▶ _WRITTEN INSTRUCTION_
In the data, extract each line that holds the string "kanssa".

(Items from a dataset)
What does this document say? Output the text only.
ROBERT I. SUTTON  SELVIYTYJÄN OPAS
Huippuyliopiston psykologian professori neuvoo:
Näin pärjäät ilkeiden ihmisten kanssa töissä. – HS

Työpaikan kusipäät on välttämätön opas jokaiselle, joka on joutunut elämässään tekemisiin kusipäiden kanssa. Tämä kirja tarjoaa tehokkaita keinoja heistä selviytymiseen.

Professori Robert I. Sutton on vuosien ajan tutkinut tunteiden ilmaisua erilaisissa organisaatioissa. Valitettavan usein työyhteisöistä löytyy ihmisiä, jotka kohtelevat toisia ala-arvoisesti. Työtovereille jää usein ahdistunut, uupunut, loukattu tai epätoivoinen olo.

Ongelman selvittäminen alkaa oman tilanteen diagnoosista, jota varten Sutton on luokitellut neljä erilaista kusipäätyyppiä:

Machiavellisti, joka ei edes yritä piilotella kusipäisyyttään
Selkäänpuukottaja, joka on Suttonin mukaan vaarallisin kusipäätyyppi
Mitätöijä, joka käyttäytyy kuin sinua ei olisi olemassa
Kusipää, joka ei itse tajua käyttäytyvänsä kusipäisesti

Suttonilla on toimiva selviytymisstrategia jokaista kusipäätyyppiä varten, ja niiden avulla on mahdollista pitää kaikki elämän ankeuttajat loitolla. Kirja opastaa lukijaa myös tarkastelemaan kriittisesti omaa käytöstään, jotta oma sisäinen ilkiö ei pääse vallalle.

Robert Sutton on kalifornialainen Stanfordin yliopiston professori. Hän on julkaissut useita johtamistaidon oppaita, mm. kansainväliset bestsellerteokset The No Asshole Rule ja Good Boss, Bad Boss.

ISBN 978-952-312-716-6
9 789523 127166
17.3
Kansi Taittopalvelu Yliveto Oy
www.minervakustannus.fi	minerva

▶ _ANSWER FOR THE TASK_
Näin pärjäät ilkeiden ihmisten kanssa töissä. – HS
Työpaikan kusipäät on välttämätön opas jokaiselle, joka on joutunut elämässään tekemisiin kusipäiden kanssa. Tämä kirja tarjoaa tehokkaita keinoja heistä selviytymiseen.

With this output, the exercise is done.